-- Start PROVIDED DATA --
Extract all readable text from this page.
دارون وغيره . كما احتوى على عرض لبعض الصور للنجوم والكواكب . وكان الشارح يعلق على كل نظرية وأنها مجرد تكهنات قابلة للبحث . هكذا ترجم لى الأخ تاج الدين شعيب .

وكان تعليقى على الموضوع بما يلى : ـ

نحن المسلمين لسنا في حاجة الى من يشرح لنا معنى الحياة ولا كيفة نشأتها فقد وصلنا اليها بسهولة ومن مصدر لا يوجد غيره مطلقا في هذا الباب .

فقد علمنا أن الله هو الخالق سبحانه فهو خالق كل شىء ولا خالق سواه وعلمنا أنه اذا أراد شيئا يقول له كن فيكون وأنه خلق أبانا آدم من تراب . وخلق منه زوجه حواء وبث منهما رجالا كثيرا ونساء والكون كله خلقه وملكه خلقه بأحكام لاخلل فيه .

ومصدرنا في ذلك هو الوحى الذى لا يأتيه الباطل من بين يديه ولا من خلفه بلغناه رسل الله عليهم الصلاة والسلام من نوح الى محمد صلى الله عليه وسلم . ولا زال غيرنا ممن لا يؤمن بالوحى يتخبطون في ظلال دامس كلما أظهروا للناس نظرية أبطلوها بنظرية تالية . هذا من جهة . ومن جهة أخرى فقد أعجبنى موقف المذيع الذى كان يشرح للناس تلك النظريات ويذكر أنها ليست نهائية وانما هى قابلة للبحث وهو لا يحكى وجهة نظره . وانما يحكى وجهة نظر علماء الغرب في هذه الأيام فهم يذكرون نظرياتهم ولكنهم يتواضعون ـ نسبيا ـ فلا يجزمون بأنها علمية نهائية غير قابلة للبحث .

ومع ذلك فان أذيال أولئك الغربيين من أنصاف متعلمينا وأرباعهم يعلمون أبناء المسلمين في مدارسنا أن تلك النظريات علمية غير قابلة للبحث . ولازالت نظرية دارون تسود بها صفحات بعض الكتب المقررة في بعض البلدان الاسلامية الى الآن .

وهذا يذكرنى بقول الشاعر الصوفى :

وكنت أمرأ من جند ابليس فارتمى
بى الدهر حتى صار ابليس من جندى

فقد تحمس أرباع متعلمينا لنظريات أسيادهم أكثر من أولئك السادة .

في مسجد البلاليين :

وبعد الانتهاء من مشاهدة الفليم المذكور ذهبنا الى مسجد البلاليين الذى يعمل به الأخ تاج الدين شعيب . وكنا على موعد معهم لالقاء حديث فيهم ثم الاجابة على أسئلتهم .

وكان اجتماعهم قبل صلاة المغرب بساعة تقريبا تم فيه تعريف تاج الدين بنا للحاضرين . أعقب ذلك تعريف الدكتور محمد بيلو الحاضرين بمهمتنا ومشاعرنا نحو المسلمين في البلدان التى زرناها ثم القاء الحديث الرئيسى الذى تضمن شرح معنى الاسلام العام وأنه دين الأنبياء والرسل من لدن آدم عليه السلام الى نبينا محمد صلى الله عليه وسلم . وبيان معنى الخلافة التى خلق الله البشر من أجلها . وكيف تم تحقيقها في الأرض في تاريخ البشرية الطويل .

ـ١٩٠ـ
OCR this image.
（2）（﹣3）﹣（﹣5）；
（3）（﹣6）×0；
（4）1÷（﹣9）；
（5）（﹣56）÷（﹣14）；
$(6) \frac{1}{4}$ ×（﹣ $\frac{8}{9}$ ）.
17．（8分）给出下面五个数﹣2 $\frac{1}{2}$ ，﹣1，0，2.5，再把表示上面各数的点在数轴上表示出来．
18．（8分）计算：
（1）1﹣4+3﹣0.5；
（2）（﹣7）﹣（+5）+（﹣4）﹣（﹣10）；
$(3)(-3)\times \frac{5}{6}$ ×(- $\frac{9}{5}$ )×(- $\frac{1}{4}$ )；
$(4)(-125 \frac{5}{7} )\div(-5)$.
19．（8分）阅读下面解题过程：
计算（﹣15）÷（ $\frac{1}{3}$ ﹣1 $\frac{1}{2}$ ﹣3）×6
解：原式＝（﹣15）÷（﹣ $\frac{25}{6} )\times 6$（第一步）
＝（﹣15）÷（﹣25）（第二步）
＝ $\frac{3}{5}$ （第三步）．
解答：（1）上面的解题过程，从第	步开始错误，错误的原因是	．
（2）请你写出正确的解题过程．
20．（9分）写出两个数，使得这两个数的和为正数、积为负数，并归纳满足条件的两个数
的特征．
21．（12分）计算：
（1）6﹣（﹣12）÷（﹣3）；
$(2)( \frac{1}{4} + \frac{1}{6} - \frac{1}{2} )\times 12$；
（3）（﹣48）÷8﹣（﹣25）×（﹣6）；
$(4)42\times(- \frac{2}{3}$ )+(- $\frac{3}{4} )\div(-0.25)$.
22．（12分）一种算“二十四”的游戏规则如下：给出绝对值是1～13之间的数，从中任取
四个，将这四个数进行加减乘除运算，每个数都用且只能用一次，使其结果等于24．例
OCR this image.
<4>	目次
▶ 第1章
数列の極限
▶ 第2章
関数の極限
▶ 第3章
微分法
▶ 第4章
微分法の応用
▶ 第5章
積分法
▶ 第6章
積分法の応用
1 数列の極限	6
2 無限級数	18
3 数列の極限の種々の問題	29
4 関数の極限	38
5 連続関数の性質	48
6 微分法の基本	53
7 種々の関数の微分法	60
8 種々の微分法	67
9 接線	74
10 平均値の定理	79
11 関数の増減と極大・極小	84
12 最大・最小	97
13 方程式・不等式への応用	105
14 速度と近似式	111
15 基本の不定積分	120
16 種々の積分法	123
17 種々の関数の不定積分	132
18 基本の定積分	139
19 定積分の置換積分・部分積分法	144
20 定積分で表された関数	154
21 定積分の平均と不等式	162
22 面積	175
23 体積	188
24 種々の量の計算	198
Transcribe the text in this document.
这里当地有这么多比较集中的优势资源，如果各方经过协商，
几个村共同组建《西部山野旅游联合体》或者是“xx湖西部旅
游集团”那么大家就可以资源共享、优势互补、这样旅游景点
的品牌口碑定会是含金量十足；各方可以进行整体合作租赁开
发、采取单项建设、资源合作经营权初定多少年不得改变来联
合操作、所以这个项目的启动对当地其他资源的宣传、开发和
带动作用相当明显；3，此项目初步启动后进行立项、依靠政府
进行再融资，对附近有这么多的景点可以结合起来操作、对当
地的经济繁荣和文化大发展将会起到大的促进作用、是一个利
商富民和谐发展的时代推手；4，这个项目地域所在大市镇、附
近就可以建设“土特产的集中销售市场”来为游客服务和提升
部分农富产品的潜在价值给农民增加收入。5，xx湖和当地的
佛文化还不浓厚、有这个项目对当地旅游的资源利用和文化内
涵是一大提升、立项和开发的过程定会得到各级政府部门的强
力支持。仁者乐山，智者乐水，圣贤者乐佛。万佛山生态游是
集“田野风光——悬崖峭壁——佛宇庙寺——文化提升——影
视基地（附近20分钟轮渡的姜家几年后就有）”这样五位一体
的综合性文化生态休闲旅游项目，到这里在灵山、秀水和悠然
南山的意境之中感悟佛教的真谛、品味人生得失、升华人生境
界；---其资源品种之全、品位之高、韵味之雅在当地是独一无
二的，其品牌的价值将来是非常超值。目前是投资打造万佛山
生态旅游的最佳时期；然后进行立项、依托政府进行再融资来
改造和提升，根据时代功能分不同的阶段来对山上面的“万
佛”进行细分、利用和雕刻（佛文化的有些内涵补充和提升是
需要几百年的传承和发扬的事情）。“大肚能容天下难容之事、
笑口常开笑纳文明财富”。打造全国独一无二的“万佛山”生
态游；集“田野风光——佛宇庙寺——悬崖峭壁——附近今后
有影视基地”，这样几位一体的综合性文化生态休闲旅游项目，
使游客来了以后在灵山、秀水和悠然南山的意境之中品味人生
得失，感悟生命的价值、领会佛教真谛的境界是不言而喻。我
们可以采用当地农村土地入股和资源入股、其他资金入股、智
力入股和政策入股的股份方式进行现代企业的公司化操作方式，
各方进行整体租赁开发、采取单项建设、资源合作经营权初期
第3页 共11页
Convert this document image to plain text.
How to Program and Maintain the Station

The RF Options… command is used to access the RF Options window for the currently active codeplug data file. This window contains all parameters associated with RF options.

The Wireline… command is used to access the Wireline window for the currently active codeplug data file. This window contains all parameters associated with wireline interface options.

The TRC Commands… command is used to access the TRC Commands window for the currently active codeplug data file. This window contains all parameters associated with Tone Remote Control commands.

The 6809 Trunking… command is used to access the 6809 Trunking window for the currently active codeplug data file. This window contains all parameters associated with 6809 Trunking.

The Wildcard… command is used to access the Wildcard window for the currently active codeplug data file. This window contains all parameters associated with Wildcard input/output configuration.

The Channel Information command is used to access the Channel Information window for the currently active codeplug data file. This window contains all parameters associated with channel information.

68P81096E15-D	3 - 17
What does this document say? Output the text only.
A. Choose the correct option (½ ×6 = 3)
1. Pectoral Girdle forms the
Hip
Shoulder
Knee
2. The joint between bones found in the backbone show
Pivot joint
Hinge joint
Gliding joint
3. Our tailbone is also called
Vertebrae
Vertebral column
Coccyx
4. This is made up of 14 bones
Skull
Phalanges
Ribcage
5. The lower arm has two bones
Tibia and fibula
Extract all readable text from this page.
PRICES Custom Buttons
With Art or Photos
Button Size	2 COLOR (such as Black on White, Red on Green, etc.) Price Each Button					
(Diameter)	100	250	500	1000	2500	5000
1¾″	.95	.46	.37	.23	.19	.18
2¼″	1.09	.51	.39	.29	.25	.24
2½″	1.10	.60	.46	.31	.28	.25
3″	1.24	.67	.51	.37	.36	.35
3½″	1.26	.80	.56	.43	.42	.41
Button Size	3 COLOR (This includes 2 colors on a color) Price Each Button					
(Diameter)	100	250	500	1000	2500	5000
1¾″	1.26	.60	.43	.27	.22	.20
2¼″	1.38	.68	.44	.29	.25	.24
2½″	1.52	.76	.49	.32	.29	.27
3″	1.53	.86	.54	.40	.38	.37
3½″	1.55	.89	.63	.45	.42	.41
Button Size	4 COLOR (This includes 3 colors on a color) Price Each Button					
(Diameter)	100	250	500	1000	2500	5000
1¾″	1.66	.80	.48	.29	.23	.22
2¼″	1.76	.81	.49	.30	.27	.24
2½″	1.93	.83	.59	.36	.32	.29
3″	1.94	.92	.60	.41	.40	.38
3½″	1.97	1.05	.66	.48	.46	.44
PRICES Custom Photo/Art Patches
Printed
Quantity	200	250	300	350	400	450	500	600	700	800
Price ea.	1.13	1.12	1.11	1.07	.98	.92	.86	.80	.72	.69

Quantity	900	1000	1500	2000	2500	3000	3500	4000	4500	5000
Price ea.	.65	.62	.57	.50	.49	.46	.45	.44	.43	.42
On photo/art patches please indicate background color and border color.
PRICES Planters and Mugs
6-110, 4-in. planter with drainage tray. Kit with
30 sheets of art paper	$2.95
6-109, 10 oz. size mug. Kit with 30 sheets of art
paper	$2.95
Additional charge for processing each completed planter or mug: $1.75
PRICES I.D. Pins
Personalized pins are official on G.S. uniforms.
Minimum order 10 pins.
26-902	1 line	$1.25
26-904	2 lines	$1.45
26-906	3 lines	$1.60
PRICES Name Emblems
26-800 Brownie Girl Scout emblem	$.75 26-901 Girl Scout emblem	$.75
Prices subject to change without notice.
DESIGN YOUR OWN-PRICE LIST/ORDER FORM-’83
-- End PROVIDED DATA --
REQUIRED WORK:
Only lines with the string "佛宇庙寺" belong in your answer; copy each one.

SOLUTION TO THIS EXERCISE:
集“田野风光——悬崖峭壁——佛宇庙寺——文化提升——影
态游；集“田野风光——佛宇庙寺——悬崖峭壁——附近今后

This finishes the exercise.